▶ What this task involves
Identify all lines below that hold "ASKAP" and collect them.

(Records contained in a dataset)

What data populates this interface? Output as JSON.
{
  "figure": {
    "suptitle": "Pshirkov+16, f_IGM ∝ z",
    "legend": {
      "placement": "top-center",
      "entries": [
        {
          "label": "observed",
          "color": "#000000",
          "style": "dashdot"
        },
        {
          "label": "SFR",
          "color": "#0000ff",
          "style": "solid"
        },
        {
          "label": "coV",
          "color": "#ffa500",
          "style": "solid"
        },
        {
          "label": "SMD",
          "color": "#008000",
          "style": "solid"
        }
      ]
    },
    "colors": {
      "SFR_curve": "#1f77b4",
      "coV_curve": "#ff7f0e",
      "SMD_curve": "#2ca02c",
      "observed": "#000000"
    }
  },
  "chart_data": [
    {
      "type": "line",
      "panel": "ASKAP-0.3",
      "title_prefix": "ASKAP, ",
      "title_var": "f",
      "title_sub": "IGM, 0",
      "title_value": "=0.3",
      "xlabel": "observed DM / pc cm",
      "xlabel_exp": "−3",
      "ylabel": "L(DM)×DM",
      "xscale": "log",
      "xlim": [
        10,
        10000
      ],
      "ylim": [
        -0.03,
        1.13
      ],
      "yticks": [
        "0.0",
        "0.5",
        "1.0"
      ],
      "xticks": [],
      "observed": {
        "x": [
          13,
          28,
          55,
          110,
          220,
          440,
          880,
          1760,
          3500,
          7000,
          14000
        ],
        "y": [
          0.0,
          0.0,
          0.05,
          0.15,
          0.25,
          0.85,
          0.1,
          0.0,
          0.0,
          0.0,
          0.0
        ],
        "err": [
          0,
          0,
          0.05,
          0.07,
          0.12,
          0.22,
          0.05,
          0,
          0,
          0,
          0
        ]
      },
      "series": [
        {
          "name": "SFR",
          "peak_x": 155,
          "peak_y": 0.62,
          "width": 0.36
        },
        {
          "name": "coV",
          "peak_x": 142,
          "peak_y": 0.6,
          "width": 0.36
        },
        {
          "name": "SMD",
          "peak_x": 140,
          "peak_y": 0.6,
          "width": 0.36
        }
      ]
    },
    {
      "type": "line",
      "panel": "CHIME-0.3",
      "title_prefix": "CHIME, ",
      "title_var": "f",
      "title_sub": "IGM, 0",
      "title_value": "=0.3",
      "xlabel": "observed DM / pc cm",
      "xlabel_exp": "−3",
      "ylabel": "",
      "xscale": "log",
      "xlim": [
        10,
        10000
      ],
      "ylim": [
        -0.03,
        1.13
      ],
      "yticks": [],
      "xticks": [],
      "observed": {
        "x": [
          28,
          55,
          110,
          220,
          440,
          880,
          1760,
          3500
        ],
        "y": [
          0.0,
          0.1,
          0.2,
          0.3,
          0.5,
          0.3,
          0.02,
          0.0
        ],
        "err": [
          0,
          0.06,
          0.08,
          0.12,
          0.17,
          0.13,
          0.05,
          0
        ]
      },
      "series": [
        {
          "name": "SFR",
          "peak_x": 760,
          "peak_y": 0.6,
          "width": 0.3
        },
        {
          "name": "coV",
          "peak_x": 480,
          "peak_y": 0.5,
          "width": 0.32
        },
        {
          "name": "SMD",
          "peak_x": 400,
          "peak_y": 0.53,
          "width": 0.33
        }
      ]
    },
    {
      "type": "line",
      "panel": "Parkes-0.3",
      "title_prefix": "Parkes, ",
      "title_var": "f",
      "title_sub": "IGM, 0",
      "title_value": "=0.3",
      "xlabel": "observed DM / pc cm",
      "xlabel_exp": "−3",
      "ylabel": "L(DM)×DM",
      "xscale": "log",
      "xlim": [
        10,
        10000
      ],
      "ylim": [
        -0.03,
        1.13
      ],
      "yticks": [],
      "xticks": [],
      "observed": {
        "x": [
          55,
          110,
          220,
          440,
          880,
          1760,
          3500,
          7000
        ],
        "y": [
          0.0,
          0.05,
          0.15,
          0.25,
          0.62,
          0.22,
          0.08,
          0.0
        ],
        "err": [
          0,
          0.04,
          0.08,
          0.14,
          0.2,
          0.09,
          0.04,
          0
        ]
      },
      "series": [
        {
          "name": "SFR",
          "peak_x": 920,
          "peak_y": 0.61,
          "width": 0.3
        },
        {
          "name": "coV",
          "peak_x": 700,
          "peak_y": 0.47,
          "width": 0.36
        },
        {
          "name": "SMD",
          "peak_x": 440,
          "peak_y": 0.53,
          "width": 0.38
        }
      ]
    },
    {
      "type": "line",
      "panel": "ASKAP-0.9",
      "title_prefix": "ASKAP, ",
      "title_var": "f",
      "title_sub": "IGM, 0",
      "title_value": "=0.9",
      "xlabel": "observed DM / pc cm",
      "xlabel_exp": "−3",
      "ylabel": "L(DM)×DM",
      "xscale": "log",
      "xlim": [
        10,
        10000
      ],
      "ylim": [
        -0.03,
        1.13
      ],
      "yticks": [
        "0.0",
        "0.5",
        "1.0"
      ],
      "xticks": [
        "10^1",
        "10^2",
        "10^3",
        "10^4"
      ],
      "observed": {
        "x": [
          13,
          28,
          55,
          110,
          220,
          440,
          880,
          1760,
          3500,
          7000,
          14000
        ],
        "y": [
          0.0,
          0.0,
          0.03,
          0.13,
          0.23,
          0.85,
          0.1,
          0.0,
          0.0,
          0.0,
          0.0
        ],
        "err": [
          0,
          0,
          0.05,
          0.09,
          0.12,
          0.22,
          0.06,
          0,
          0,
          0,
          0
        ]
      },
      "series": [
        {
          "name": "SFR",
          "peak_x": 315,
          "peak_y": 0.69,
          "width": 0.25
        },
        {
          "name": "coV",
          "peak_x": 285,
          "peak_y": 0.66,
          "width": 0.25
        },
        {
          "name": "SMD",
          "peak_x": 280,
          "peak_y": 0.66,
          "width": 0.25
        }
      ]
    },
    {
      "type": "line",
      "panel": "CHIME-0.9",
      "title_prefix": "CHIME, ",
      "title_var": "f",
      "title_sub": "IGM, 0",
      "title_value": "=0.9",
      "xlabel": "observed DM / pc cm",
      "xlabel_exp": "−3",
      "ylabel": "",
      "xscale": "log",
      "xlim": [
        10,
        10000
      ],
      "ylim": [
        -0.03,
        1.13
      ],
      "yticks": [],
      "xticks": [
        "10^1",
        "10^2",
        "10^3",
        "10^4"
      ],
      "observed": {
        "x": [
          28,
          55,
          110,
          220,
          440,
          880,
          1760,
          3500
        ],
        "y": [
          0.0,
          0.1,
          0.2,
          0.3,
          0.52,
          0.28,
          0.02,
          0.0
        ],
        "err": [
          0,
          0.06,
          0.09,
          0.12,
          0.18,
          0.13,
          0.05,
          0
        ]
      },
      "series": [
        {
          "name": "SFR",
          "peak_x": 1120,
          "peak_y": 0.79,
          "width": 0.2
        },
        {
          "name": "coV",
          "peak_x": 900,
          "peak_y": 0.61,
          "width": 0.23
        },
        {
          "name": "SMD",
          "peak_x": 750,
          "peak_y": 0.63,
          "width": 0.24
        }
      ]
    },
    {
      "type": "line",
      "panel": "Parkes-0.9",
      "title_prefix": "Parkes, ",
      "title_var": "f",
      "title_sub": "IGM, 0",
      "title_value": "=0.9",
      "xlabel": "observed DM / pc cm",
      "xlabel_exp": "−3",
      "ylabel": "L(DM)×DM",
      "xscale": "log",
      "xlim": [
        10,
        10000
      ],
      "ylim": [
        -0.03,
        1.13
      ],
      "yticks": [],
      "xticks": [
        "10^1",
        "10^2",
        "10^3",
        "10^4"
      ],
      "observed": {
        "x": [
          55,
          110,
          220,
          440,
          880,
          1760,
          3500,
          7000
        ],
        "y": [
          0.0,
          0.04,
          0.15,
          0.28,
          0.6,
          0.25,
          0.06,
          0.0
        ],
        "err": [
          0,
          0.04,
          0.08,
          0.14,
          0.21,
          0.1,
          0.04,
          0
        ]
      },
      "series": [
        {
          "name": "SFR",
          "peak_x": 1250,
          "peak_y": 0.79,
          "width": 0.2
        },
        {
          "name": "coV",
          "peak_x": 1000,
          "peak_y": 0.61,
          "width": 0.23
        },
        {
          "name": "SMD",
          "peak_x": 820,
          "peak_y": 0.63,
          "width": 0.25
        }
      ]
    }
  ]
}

--

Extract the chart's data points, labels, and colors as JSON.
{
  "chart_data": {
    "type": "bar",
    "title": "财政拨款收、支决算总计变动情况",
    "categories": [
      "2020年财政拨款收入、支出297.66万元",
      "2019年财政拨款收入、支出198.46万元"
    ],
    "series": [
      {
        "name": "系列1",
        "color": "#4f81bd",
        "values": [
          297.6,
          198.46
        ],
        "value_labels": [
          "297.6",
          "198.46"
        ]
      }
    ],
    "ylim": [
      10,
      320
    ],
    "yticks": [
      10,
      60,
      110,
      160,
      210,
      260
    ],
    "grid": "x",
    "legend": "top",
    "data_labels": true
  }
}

▶ Complete output
      "panel": "ASKAP-0.3",
      "title_prefix": "ASKAP, ",
      "panel": "ASKAP-0.9",
      "title_prefix": "ASKAP, ",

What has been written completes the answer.